Le texte:
<<<<

Je me souviens d’avoir rencontré en des lieux aussi divers qu’un oasis algérien, un port de la presqu’île de Rhuys en Morbihan, une forêt vosgienne, des personnes qui visitèrent l’ermite Michel et conservaient une relation avec lui.

Je me souviens de Michel passionné de la généalogie familiale et surtout de sa « bonne ville » de Bordeaux.

Je me souviens d’un homme peu soucieux de son aspect physique, de sa santé, des contingences matérielles.

Je ne me souviens pas de tous les livres que Michel a écrits.

Je vous invite à parcourir 700 km, à venir à Lille, porte de Gand ? à la Cité de l’Évangile, Module Charles de Foucauld : vous découvrirez une video dans laquelle Michel explique la spiritualité du Saint.

>>>>

Exercices à faire:
A. Dans le texte sur les souvenirs de l'ermite Michel, quelle ville passionnait Michel ?
B. Poursuivez le texte sur les souvenirs de l'ermite Michel après sa dernière phrase.
Les entrées n'ont aucun rôle à jouer ici.

Entrées:
<<<<

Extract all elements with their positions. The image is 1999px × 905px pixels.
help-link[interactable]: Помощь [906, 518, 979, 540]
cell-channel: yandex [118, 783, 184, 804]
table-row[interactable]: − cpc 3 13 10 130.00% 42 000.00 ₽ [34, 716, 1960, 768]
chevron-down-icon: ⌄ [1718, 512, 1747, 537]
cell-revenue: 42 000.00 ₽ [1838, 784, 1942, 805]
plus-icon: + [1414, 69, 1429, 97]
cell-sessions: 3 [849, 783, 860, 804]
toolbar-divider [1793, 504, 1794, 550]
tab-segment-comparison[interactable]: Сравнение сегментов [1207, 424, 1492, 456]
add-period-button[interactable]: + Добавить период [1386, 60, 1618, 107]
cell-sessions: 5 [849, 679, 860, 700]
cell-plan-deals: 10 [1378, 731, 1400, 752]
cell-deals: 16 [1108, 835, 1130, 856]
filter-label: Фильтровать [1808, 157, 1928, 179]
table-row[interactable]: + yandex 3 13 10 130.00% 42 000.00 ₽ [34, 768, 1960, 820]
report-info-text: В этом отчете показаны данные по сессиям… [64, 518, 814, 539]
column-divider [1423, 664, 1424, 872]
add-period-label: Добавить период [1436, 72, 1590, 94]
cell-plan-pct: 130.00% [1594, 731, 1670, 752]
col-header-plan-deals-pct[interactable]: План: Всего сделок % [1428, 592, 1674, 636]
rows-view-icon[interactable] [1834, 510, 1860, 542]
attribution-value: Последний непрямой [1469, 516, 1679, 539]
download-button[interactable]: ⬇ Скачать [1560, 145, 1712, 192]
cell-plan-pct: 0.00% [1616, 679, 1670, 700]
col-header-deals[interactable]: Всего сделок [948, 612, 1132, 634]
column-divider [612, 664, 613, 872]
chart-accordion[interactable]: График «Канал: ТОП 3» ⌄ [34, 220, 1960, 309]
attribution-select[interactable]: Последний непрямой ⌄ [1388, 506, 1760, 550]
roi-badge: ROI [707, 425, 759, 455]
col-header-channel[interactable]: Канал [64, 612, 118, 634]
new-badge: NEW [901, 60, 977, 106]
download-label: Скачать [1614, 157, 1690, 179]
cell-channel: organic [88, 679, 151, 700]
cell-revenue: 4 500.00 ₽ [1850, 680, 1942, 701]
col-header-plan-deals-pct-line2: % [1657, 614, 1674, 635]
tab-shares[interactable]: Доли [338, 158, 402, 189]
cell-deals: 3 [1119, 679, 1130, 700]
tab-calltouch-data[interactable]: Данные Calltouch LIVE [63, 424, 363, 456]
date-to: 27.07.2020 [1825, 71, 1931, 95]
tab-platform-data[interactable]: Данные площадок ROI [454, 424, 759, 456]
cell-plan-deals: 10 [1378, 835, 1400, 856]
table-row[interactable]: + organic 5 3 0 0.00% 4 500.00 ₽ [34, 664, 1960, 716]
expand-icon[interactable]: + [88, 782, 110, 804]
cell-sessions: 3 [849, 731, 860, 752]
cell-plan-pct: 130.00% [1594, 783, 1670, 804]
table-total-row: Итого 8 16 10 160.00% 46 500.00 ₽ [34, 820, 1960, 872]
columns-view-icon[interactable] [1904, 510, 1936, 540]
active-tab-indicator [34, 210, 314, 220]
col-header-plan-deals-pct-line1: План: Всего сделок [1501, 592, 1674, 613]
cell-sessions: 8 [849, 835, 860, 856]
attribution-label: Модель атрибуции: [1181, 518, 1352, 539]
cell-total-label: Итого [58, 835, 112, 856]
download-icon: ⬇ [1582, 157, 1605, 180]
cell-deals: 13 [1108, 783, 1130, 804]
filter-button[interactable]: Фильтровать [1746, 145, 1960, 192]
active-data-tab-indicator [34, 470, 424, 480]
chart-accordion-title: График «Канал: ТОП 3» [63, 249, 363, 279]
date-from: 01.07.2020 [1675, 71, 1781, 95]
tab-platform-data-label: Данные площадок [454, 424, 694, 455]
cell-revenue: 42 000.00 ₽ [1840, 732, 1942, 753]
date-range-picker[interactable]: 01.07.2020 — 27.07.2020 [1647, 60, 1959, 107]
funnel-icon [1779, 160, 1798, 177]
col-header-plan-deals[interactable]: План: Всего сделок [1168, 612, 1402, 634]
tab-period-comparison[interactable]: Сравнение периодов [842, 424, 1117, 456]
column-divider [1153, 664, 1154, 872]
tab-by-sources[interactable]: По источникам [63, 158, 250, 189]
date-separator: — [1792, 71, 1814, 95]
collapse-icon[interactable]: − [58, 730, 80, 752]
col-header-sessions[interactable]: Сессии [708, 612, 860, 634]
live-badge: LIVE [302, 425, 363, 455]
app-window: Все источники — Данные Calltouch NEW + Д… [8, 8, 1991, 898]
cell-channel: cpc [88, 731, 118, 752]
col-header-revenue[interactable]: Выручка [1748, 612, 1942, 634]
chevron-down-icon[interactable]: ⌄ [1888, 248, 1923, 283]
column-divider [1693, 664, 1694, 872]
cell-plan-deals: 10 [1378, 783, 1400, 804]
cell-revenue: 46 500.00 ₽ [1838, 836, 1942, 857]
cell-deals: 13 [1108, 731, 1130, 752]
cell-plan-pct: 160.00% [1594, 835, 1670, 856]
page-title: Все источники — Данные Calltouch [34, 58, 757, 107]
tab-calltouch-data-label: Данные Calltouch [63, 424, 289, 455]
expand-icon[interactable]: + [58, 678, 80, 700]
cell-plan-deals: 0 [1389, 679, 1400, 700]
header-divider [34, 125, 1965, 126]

>>>>

Réponses écrites:
A. Bordeaux, sa « bonne ville ».

B.
Composé dans le TGV Lille Bordeaux le 9 janvier 2023

PDF : Michel LAFON. Témoignage de Jean-Louis LAFON nebot

UNE  HISTOIRE  DE  CHANDAIL. Michel LAFON. Housa SAOUD

Mes élèves ne tenaient pas en place !Pour beaucoup d’entre eux , c’était la première fois qu’ils  voyaient  la neige tomber ! ils étaient aux fenêtres  et suivaient , tout ébahis,  la chute vertigineuse des flocons . Ces derniers , comme s’ils étaient conscients de l’effet  produit sur  ceux qui les admiraient ,prenaient leur temps ,entamaient   une danse  lente  et  majestueuse,  et  voltigeaient  longuement avant de toucher le sol . Mes collègues m’avaient appris  que de neige , ils n’en avaient pas vu depuis au moins une bonne quinzaine d’années ! D’où l’émerveillement  incontrôlé des élèves dont beaucoup n’étaient  pas nés lors de son dernier passage   ! Certains  parmi  eux  , pas assez chaudement  habillés , commençaient à ressentir à leurs dépens , le changement  brutal de la température !!!!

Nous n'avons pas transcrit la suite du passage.